* [GIVEN PROBLEM]:
Below are entries; tally how many lines hold the string "menù" and answer with only that figure.

Saved entries
==========
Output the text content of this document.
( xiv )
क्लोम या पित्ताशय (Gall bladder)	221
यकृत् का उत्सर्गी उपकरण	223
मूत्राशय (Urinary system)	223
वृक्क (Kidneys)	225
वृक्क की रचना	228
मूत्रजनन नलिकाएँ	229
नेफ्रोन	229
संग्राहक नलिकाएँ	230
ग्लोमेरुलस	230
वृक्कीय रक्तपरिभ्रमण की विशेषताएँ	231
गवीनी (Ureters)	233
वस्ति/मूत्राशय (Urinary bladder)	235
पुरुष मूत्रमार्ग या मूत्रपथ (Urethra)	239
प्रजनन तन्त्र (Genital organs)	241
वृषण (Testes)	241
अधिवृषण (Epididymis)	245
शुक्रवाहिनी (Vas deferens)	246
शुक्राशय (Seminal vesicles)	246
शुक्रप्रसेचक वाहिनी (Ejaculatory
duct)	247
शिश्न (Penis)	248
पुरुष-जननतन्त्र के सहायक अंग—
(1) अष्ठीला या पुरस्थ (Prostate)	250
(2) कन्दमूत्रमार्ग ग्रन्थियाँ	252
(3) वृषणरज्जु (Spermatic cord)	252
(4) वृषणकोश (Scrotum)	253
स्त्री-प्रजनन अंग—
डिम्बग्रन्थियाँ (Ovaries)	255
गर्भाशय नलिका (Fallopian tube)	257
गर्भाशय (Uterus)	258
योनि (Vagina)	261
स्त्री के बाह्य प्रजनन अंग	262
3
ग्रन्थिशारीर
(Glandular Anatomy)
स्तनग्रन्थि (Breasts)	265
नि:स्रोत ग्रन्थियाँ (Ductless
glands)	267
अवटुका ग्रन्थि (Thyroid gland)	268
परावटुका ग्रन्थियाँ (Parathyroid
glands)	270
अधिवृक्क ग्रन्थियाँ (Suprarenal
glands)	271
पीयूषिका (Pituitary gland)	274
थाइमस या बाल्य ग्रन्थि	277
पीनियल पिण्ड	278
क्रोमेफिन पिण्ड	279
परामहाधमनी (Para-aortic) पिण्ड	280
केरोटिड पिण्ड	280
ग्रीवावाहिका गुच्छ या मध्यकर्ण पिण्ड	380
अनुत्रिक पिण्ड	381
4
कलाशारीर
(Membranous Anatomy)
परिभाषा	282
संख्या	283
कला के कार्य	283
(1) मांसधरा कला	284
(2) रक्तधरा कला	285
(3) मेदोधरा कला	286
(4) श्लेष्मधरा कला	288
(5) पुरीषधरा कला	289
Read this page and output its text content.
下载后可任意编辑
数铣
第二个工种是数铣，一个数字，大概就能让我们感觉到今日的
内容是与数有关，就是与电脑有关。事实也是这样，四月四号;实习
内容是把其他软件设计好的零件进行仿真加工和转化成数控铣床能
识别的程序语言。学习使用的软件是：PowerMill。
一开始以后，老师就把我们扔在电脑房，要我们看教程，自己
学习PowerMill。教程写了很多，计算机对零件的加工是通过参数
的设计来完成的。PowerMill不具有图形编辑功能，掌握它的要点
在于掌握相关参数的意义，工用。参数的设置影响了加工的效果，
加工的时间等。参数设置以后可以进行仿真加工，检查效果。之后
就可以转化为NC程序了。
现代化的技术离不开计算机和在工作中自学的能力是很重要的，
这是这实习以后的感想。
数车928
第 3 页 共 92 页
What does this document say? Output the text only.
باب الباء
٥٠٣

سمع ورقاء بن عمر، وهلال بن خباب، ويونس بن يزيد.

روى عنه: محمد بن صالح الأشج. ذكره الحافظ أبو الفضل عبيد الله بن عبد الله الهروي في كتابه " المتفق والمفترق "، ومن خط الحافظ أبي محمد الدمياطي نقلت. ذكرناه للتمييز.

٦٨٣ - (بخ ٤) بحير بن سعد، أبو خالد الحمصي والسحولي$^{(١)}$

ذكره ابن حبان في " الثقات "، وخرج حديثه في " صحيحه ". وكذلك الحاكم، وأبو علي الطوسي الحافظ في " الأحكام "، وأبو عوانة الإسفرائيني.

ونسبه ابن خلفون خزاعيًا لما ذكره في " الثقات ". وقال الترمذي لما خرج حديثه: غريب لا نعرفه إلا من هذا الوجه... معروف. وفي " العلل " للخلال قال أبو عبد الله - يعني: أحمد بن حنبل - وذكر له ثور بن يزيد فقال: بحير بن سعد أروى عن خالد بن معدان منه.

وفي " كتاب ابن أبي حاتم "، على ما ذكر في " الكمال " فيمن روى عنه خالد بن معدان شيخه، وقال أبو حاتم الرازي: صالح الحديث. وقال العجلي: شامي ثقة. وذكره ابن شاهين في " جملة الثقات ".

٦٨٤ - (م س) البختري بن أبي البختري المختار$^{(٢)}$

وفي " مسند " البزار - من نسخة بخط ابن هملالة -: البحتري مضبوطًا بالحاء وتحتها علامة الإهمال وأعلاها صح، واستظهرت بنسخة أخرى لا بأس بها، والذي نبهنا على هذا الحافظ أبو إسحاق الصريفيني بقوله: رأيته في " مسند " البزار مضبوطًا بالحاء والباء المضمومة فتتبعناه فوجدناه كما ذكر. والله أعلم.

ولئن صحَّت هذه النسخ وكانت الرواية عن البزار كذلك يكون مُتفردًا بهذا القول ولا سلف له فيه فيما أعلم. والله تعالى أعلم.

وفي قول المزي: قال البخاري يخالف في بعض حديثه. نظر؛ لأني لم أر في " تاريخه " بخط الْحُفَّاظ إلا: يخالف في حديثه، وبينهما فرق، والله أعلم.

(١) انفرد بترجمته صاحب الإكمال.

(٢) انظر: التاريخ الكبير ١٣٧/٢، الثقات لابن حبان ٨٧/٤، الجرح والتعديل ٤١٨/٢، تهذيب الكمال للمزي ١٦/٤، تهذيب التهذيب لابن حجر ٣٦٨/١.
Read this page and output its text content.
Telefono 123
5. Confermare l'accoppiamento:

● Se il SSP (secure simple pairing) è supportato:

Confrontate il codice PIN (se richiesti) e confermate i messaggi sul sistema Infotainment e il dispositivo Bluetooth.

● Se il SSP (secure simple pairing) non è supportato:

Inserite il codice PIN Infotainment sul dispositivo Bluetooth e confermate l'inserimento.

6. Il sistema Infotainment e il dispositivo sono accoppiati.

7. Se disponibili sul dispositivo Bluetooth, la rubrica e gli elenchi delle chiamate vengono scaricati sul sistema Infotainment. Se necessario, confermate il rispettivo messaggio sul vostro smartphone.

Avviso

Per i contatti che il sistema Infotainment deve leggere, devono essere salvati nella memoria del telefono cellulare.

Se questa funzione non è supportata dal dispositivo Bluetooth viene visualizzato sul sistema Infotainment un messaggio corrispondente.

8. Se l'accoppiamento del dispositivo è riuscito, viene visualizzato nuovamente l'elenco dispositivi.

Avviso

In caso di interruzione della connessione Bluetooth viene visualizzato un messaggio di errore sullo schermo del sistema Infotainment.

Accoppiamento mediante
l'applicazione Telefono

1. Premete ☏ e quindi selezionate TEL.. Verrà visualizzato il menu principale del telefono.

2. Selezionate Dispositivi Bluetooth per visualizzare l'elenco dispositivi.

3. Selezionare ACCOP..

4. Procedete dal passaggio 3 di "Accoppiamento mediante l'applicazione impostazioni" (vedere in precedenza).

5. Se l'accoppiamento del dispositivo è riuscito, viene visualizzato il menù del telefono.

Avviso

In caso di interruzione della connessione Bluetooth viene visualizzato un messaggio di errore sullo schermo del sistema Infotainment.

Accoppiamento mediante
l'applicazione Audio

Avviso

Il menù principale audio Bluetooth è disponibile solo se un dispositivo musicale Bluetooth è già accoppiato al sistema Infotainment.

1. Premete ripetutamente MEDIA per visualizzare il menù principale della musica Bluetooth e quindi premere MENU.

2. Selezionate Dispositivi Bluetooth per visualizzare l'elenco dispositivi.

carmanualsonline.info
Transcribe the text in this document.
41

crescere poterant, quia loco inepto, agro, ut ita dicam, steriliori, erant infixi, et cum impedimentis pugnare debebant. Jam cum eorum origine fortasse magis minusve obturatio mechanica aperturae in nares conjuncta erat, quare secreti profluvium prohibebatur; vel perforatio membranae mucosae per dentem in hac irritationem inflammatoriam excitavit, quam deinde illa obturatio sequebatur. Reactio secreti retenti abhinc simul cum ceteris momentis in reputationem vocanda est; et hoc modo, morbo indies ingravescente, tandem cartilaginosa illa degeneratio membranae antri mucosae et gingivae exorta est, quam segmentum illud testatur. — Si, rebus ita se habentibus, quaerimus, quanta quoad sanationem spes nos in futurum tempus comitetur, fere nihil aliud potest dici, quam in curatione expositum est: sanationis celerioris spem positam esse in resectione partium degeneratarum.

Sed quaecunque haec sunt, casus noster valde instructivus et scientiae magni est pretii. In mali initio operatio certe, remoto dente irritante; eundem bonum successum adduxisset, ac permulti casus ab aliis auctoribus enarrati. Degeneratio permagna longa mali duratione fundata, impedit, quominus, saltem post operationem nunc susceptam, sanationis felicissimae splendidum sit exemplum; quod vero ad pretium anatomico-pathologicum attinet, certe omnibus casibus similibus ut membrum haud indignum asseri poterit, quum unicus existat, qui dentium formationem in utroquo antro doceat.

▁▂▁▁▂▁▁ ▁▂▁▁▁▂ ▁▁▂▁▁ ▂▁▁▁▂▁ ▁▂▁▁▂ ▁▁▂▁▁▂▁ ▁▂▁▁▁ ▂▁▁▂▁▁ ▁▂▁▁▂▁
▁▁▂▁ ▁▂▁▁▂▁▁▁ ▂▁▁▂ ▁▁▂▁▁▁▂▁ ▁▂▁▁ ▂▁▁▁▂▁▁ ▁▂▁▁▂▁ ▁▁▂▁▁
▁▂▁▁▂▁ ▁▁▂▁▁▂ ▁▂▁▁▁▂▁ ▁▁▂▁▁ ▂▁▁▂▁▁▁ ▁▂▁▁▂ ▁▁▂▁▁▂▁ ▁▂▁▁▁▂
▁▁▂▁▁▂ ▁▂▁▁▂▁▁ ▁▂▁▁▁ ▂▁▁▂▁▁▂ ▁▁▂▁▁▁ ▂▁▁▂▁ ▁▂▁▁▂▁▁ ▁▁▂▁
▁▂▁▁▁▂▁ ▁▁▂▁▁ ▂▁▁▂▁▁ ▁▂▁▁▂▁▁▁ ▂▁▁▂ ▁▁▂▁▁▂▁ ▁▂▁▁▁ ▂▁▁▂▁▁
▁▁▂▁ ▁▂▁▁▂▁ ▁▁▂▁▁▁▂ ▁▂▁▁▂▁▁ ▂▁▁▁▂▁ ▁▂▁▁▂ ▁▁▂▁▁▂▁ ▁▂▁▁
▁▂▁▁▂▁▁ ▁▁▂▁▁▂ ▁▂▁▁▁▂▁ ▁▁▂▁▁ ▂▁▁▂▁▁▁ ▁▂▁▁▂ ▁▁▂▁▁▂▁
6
==========
* [RESPONSE]:
3